#### [What needs to be done]
Reproduce all of the lines below word for word, leaving out the pictures.

#### [Data lines]

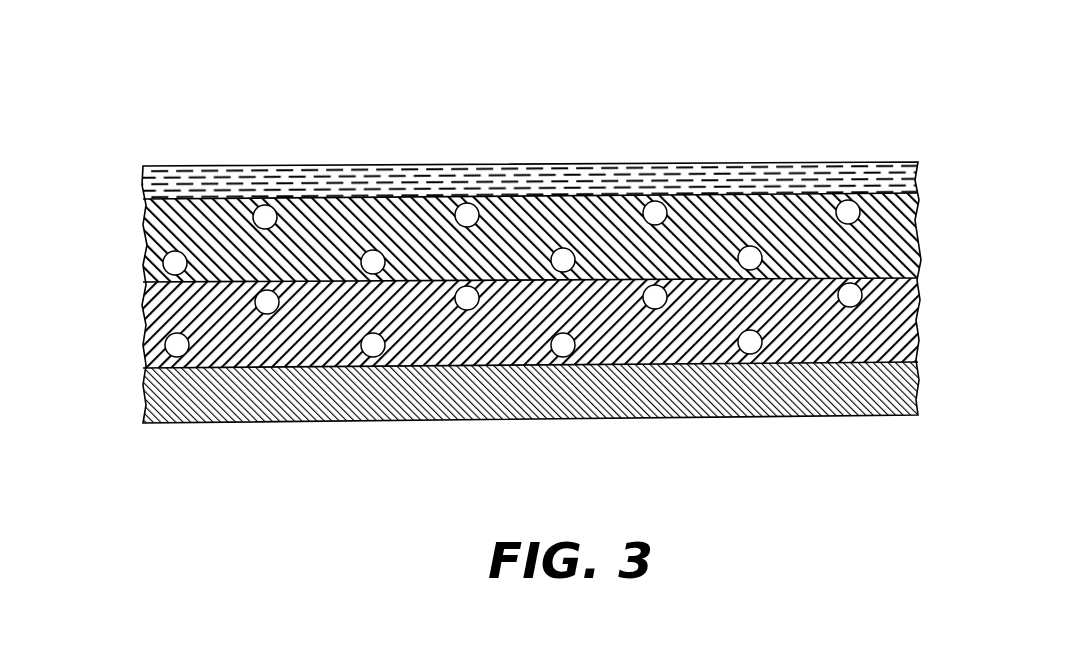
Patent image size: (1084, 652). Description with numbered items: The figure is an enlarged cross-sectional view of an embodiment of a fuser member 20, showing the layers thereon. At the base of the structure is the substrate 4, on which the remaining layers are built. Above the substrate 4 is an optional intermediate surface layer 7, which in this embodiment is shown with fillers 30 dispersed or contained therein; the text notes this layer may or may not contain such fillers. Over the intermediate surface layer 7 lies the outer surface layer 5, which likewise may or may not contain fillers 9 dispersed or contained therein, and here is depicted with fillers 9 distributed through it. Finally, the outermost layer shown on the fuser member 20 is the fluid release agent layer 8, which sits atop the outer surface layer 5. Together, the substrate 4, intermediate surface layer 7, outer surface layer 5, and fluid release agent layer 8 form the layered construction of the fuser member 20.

The fuser member 20 is at (745, 71).
The fluid release agent layer 8 is at (918, 178).
The outer surface layer 5 is at (145, 216).
The fillers 9 is at (850, 210).
The intermediate surface layer 7 is at (178, 313).
The fillers 30 is at (175, 358).
The substrate 4 is at (917, 393).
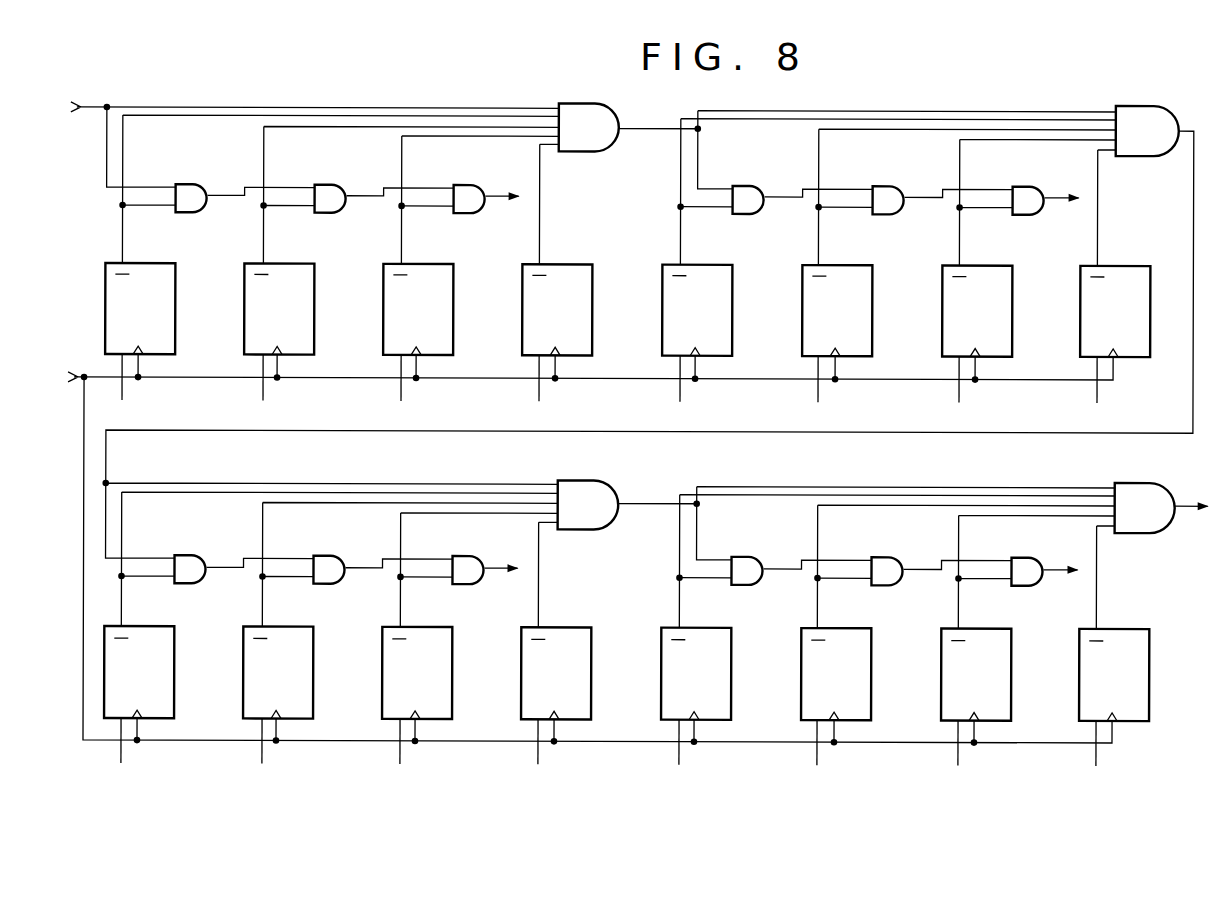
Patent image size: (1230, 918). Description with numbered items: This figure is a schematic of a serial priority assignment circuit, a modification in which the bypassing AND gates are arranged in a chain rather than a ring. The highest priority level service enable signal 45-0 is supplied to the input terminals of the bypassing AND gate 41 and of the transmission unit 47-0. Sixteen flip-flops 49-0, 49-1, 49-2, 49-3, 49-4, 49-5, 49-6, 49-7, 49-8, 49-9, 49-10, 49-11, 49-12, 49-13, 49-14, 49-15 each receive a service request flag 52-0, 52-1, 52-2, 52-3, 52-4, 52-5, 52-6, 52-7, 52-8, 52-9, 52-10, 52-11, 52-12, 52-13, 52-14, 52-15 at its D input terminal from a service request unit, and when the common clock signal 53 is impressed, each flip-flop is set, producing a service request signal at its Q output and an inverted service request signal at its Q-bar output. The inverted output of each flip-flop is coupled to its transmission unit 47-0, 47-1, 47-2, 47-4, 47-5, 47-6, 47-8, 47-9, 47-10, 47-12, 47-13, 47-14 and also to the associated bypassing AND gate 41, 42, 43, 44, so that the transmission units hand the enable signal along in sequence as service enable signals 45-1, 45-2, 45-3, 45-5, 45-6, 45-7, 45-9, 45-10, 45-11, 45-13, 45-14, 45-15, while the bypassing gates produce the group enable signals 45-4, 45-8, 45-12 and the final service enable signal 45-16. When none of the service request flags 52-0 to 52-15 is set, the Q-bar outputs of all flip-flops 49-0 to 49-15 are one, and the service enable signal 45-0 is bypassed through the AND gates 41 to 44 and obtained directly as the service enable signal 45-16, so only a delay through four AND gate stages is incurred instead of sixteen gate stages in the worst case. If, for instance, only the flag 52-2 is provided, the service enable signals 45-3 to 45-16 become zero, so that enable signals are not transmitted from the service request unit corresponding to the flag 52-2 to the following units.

The AND gate 41 is at (600, 138).
The AND gate 42 is at (1135, 142).
The AND gate 43 is at (578, 488).
The AND gate 44 is at (1135, 518).
The clock signal 53 is at (587, 547).
The service enable signal 45-0 is at (315, 134).
The service enable signal 45-1 is at (226, 189).
The service enable signal 45-2 is at (360, 189).
The service enable signal 45-3 is at (511, 184).
The service enable signal 45-4 is at (867, 148).
The service enable signal 45-5 is at (780, 189).
The service enable signal 45-6 is at (920, 189).
The service enable signal 45-7 is at (1071, 188).
The service enable signal 45-8 is at (666, 333).
The service enable signal 45-9 is at (225, 563).
The service enable signal 45-10 is at (360, 563).
The service enable signal 45-11 is at (511, 553).
The service enable signal 45-12 is at (866, 517).
The service enable signal 45-13 is at (780, 564).
The service enable signal 45-14 is at (920, 564).
The service enable signal 45-15 is at (1073, 561).
The service enable signal 45-16 is at (1202, 496).
The transmission unit 47-0 is at (189, 205).
The transmission unit 47-1 is at (328, 205).
The transmission unit 47-2 is at (467, 205).
The transmission unit 47-4 is at (746, 205).
The transmission unit 47-5 is at (886, 205).
The transmission unit 47-6 is at (1026, 205).
The transmission unit 47-8 is at (189, 576).
The transmission unit 47-9 is at (328, 576).
The transmission unit 47-10 is at (467, 576).
The transmission unit 47-12 is at (746, 576).
The transmission unit 47-13 is at (886, 576).
The transmission unit 47-14 is at (1026, 576).
The flip-flop 49-0 is at (167, 315).
The flip-flop 49-1 is at (306, 315).
The flip-flop 49-2 is at (445, 315).
The flip-flop 49-3 is at (584, 315).
The flip-flop 49-4 is at (724, 315).
The flip-flop 49-5 is at (864, 315).
The flip-flop 49-6 is at (1004, 315).
The flip-flop 49-7 is at (1133, 356).
The flip-flop 49-8 is at (165, 684).
The flip-flop 49-9 is at (304, 684).
The flip-flop 49-10 is at (443, 684).
The flip-flop 49-11 is at (582, 684).
The flip-flop 49-12 is at (722, 684).
The flip-flop 49-13 is at (862, 684).
The flip-flop 49-14 is at (1002, 684).
The flip-flop 49-15 is at (1140, 684).
The service request flag 52-0 is at (130, 390).
The service request flag 52-1 is at (265, 390).
The service request flag 52-2 is at (405, 391).
The service request flag 52-3 is at (543, 391).
The service request flag 52-4 is at (685, 392).
The service request flag 52-5 is at (825, 392).
The service request flag 52-6 is at (967, 392).
The service request flag 52-7 is at (1105, 393).
The service request flag 52-8 is at (148, 748).
The service request flag 52-9 is at (289, 748).
The service request flag 52-10 is at (434, 749).
The service request flag 52-11 is at (573, 749).
The service request flag 52-12 is at (713, 750).
The service request flag 52-13 is at (851, 750).
The service request flag 52-14 is at (992, 751).
The service request flag 52-15 is at (1130, 751).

#### [Correct result]
Patent image size: (1084, 652). Description with numbered items: The figure is an enlarged cross-sectional view of an embodiment of a fuser member 20, showing the layers thereon. At the base of the structure is the substrate 4, on which the remaining layers are built. Above the substrate 4 is an optional intermediate surface layer 7, which in this embodiment is shown with fillers 30 dispersed or contained therein; the text notes this layer may or may not contain such fillers. Over the intermediate surface layer 7 lies the outer surface layer 5, which likewise may or may not contain fillers 9 dispersed or contained therein, and here is depicted with fillers 9 distributed through it. Finally, the outermost layer shown on the fuser member 20 is the fluid release agent layer 8, which sits atop the outer surface layer 5. Together, the substrate 4, intermediate surface layer 7, outer surface layer 5, and fluid release agent layer 8 form the layered construction of the fuser member 20.

The fuser member 20 is at (745, 71).
The fluid release agent layer 8 is at (918, 178).
The outer surface layer 5 is at (145, 216).
The fillers 9 is at (850, 210).
The intermediate surface layer 7 is at (178, 313).
The fillers 30 is at (175, 358).
The substrate 4 is at (917, 393).
Patent image size: (1230, 918). Description with numbered items: This figure is a schematic of a serial priority assignment circuit, a modification in which the bypassing AND gates are arranged in a chain rather than a ring. The highest priority level service enable signal 45-0 is supplied to the input terminals of the bypassing AND gate 41 and of the transmission unit 47-0. Sixteen flip-flops 49-0, 49-1, 49-2, 49-3, 49-4, 49-5, 49-6, 49-7, 49-8, 49-9, 49-10, 49-11, 49-12, 49-13, 49-14, 49-15 each receive a service request flag 52-0, 52-1, 52-2, 52-3, 52-4, 52-5, 52-6, 52-7, 52-8, 52-9, 52-10, 52-11, 52-12, 52-13, 52-14, 52-15 at its D input terminal from a service request unit, and when the common clock signal 53 is impressed, each flip-flop is set, producing a service request signal at its Q output and an inverted service request signal at its Q-bar output. The inverted output of each flip-flop is coupled to its transmission unit 47-0, 47-1, 47-2, 47-4, 47-5, 47-6, 47-8, 47-9, 47-10, 47-12, 47-13, 47-14 and also to the associated bypassing AND gate 41, 42, 43, 44, so that the transmission units hand the enable signal along in sequence as service enable signals 45-1, 45-2, 45-3, 45-5, 45-6, 45-7, 45-9, 45-10, 45-11, 45-13, 45-14, 45-15, while the bypassing gates produce the group enable signals 45-4, 45-8, 45-12 and the final service enable signal 45-16. When none of the service request flags 52-0 to 52-15 is set, the Q-bar outputs of all flip-flops 49-0 to 49-15 are one, and the service enable signal 45-0 is bypassed through the AND gates 41 to 44 and obtained directly as the service enable signal 45-16, so only a delay through four AND gate stages is incurred instead of sixteen gate stages in the worst case. If, for instance, only the flag 52-2 is provided, the service enable signals 45-3 to 45-16 become zero, so that enable signals are not transmitted from the service request unit corresponding to the flag 52-2 to the following units.

The AND gate 41 is at (600, 138).
The AND gate 42 is at (1135, 142).
The AND gate 43 is at (578, 488).
The AND gate 44 is at (1135, 518).
The clock signal 53 is at (587, 547).
The service enable signal 45-0 is at (315, 134).
The service enable signal 45-1 is at (226, 189).
The service enable signal 45-2 is at (360, 189).
The service enable signal 45-3 is at (511, 184).
The service enable signal 45-4 is at (867, 148).
The service enable signal 45-5 is at (780, 189).
The service enable signal 45-6 is at (920, 189).
The service enable signal 45-7 is at (1071, 188).
The service enable signal 45-8 is at (666, 333).
The service enable signal 45-9 is at (225, 563).
The service enable signal 45-10 is at (360, 563).
The service enable signal 45-11 is at (511, 553).
The service enable signal 45-12 is at (866, 517).
The service enable signal 45-13 is at (780, 564).
The service enable signal 45-14 is at (920, 564).
The service enable signal 45-15 is at (1073, 561).
The service enable signal 45-16 is at (1202, 496).
The transmission unit 47-0 is at (189, 205).
The transmission unit 47-1 is at (328, 205).
The transmission unit 47-2 is at (467, 205).
The transmission unit 47-4 is at (746, 205).
The transmission unit 47-5 is at (886, 205).
The transmission unit 47-6 is at (1026, 205).
The transmission unit 47-8 is at (189, 576).
The transmission unit 47-9 is at (328, 576).
The transmission unit 47-10 is at (467, 576).
The transmission unit 47-12 is at (746, 576).
The transmission unit 47-13 is at (886, 576).
The transmission unit 47-14 is at (1026, 576).
The flip-flop 49-0 is at (167, 315).
The flip-flop 49-1 is at (306, 315).
The flip-flop 49-2 is at (445, 315).
The flip-flop 49-3 is at (584, 315).
The flip-flop 49-4 is at (724, 315).
The flip-flop 49-5 is at (864, 315).
The flip-flop 49-6 is at (1004, 315).
The flip-flop 49-7 is at (1133, 356).
The flip-flop 49-8 is at (165, 684).
The flip-flop 49-9 is at (304, 684).
The flip-flop 49-10 is at (443, 684).
The flip-flop 49-11 is at (582, 684).
The flip-flop 49-12 is at (722, 684).
The flip-flop 49-13 is at (862, 684).
The flip-flop 49-14 is at (1002, 684).
The flip-flop 49-15 is at (1140, 684).
The service request flag 52-0 is at (130, 390).
The service request flag 52-1 is at (265, 390).
The service request flag 52-2 is at (405, 391).
The service request flag 52-3 is at (543, 391).
The service request flag 52-4 is at (685, 392).
The service request flag 52-5 is at (825, 392).
The service request flag 52-6 is at (967, 392).
The service request flag 52-7 is at (1105, 393).
The service request flag 52-8 is at (148, 748).
The service request flag 52-9 is at (289, 748).
The service request flag 52-10 is at (434, 749).
The service request flag 52-11 is at (573, 749).
The service request flag 52-12 is at (713, 750).
The service request flag 52-13 is at (851, 750).
The service request flag 52-14 is at (992, 751).
The service request flag 52-15 is at (1130, 751).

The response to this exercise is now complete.